_AIM_
Please copy all the lines that follow, word for word.

_ENTRIES PROVIDED_
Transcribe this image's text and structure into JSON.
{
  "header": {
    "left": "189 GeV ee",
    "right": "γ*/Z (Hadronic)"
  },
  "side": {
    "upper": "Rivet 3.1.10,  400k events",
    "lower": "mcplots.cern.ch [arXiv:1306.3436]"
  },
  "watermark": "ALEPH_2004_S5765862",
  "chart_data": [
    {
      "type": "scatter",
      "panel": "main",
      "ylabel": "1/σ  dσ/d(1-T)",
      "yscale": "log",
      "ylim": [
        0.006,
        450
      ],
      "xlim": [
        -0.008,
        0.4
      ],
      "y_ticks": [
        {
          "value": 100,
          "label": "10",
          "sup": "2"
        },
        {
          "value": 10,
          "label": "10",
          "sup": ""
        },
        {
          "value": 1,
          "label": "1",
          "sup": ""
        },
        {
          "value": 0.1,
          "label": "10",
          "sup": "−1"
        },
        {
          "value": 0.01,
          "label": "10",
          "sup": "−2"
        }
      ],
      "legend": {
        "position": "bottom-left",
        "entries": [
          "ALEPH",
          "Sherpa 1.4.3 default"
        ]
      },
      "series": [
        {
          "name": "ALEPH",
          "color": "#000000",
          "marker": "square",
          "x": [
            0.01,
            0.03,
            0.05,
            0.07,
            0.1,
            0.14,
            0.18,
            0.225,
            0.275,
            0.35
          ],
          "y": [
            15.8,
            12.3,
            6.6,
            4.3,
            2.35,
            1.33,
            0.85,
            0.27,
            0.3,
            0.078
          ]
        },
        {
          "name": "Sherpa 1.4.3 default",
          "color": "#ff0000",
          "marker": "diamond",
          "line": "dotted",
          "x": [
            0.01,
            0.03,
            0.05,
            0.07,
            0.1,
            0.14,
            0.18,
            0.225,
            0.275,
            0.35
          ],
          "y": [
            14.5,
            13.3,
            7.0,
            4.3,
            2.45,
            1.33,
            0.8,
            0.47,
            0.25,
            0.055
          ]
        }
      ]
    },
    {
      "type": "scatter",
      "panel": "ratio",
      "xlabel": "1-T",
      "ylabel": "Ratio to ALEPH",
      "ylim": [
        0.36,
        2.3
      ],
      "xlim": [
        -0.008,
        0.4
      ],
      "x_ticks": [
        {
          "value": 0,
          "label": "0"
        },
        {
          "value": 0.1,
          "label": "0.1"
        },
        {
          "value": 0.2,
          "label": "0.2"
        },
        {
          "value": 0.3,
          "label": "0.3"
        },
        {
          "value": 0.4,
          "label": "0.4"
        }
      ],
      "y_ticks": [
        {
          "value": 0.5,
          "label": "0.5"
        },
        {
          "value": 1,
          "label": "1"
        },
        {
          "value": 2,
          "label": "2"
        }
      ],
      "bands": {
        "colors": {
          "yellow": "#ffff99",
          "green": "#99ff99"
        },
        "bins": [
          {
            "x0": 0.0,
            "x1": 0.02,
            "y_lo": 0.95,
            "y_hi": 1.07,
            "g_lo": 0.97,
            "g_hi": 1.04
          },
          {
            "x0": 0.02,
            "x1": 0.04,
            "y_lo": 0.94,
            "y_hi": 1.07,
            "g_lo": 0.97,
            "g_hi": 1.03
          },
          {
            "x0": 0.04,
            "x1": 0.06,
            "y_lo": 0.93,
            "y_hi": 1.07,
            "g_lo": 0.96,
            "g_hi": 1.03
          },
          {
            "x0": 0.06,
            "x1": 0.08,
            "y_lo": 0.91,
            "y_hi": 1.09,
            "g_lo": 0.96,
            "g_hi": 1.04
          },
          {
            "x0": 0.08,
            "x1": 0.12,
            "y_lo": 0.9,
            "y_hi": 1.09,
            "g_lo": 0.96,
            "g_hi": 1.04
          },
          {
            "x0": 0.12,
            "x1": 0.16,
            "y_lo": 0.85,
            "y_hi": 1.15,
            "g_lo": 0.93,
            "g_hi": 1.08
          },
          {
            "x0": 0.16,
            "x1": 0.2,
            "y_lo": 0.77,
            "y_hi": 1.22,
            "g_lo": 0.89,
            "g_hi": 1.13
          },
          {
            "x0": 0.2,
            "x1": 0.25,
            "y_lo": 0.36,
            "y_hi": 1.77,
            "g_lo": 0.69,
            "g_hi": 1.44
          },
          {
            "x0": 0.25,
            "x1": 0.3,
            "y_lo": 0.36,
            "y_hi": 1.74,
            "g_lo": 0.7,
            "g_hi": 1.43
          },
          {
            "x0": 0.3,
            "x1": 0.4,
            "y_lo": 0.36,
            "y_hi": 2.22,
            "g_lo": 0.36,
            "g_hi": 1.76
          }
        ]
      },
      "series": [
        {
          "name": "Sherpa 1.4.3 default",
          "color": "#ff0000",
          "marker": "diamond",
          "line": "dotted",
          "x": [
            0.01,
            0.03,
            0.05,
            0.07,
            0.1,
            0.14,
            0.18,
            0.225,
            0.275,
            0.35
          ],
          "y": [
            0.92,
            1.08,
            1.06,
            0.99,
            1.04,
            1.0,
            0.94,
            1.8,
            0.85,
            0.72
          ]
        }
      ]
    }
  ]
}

_FINISHED TASK_
Transcribe this image's text and structure into JSON.
{
  "header": {
    "left": "189 GeV ee",
    "right": "γ*/Z (Hadronic)"
  },
  "side": {
    "upper": "Rivet 3.1.10,  400k events",
    "lower": "mcplots.cern.ch [arXiv:1306.3436]"
  },
  "watermark": "ALEPH_2004_S5765862",
  "chart_data": [
    {
      "type": "scatter",
      "panel": "main",
      "ylabel": "1/σ  dσ/d(1-T)",
      "yscale": "log",
      "ylim": [
        0.006,
        450
      ],
      "xlim": [
        -0.008,
        0.4
      ],
      "y_ticks": [
        {
          "value": 100,
          "label": "10",
          "sup": "2"
        },
        {
          "value": 10,
          "label": "10",
          "sup": ""
        },
        {
          "value": 1,
          "label": "1",
          "sup": ""
        },
        {
          "value": 0.1,
          "label": "10",
          "sup": "−1"
        },
        {
          "value": 0.01,
          "label": "10",
          "sup": "−2"
        }
      ],
      "legend": {
        "position": "bottom-left",
        "entries": [
          "ALEPH",
          "Sherpa 1.4.3 default"
        ]
      },
      "series": [
        {
          "name": "ALEPH",
          "color": "#000000",
          "marker": "square",
          "x": [
            0.01,
            0.03,
            0.05,
            0.07,
            0.1,
            0.14,
            0.18,
            0.225,
            0.275,
            0.35
          ],
          "y": [
            15.8,
            12.3,
            6.6,
            4.3,
            2.35,
            1.33,
            0.85,
            0.27,
            0.3,
            0.078
          ]
        },
        {
          "name": "Sherpa 1.4.3 default",
          "color": "#ff0000",
          "marker": "diamond",
          "line": "dotted",
          "x": [
            0.01,
            0.03,
            0.05,
            0.07,
            0.1,
            0.14,
            0.18,
            0.225,
            0.275,
            0.35
          ],
          "y": [
            14.5,
            13.3,
            7.0,
            4.3,
            2.45,
            1.33,
            0.8,
            0.47,
            0.25,
            0.055
          ]
        }
      ]
    },
    {
      "type": "scatter",
      "panel": "ratio",
      "xlabel": "1-T",
      "ylabel": "Ratio to ALEPH",
      "ylim": [
        0.36,
        2.3
      ],
      "xlim": [
        -0.008,
        0.4
      ],
      "x_ticks": [
        {
          "value": 0,
          "label": "0"
        },
        {
          "value": 0.1,
          "label": "0.1"
        },
        {
          "value": 0.2,
          "label": "0.2"
        },
        {
          "value": 0.3,
          "label": "0.3"
        },
        {
          "value": 0.4,
          "label": "0.4"
        }
      ],
      "y_ticks": [
        {
          "value": 0.5,
          "label": "0.5"
        },
        {
          "value": 1,
          "label": "1"
        },
        {
          "value": 2,
          "label": "2"
        }
      ],
      "bands": {
        "colors": {
          "yellow": "#ffff99",
          "green": "#99ff99"
        },
        "bins": [
          {
            "x0": 0.0,
            "x1": 0.02,
            "y_lo": 0.95,
            "y_hi": 1.07,
            "g_lo": 0.97,
            "g_hi": 1.04
          },
          {
            "x0": 0.02,
            "x1": 0.04,
            "y_lo": 0.94,
            "y_hi": 1.07,
            "g_lo": 0.97,
            "g_hi": 1.03
          },
          {
            "x0": 0.04,
            "x1": 0.06,
            "y_lo": 0.93,
            "y_hi": 1.07,
            "g_lo": 0.96,
            "g_hi": 1.03
          },
          {
            "x0": 0.06,
            "x1": 0.08,
            "y_lo": 0.91,
            "y_hi": 1.09,
            "g_lo": 0.96,
            "g_hi": 1.04
          },
          {
            "x0": 0.08,
            "x1": 0.12,
            "y_lo": 0.9,
            "y_hi": 1.09,
            "g_lo": 0.96,
            "g_hi": 1.04
          },
          {
            "x0": 0.12,
            "x1": 0.16,
            "y_lo": 0.85,
            "y_hi": 1.15,
            "g_lo": 0.93,
            "g_hi": 1.08
          },
          {
            "x0": 0.16,
            "x1": 0.2,
            "y_lo": 0.77,
            "y_hi": 1.22,
            "g_lo": 0.89,
            "g_hi": 1.13
          },
          {
            "x0": 0.2,
            "x1": 0.25,
            "y_lo": 0.36,
            "y_hi": 1.77,
            "g_lo": 0.69,
            "g_hi": 1.44
          },
          {
            "x0": 0.25,
            "x1": 0.3,
            "y_lo": 0.36,
            "y_hi": 1.74,
            "g_lo": 0.7,
            "g_hi": 1.43
          },
          {
            "x0": 0.3,
            "x1": 0.4,
            "y_lo": 0.36,
            "y_hi": 2.22,
            "g_lo": 0.36,
            "g_hi": 1.76
          }
        ]
      },
      "series": [
        {
          "name": "Sherpa 1.4.3 default",
          "color": "#ff0000",
          "marker": "diamond",
          "line": "dotted",
          "x": [
            0.01,
            0.03,
            0.05,
            0.07,
            0.1,
            0.14,
            0.18,
            0.225,
            0.275,
            0.35
          ],
          "y": [
            0.92,
            1.08,
            1.06,
            0.99,
            1.04,
            1.0,
            0.94,
            1.8,
            0.85,
            0.72
          ]
        }
      ]
    }
  ]
}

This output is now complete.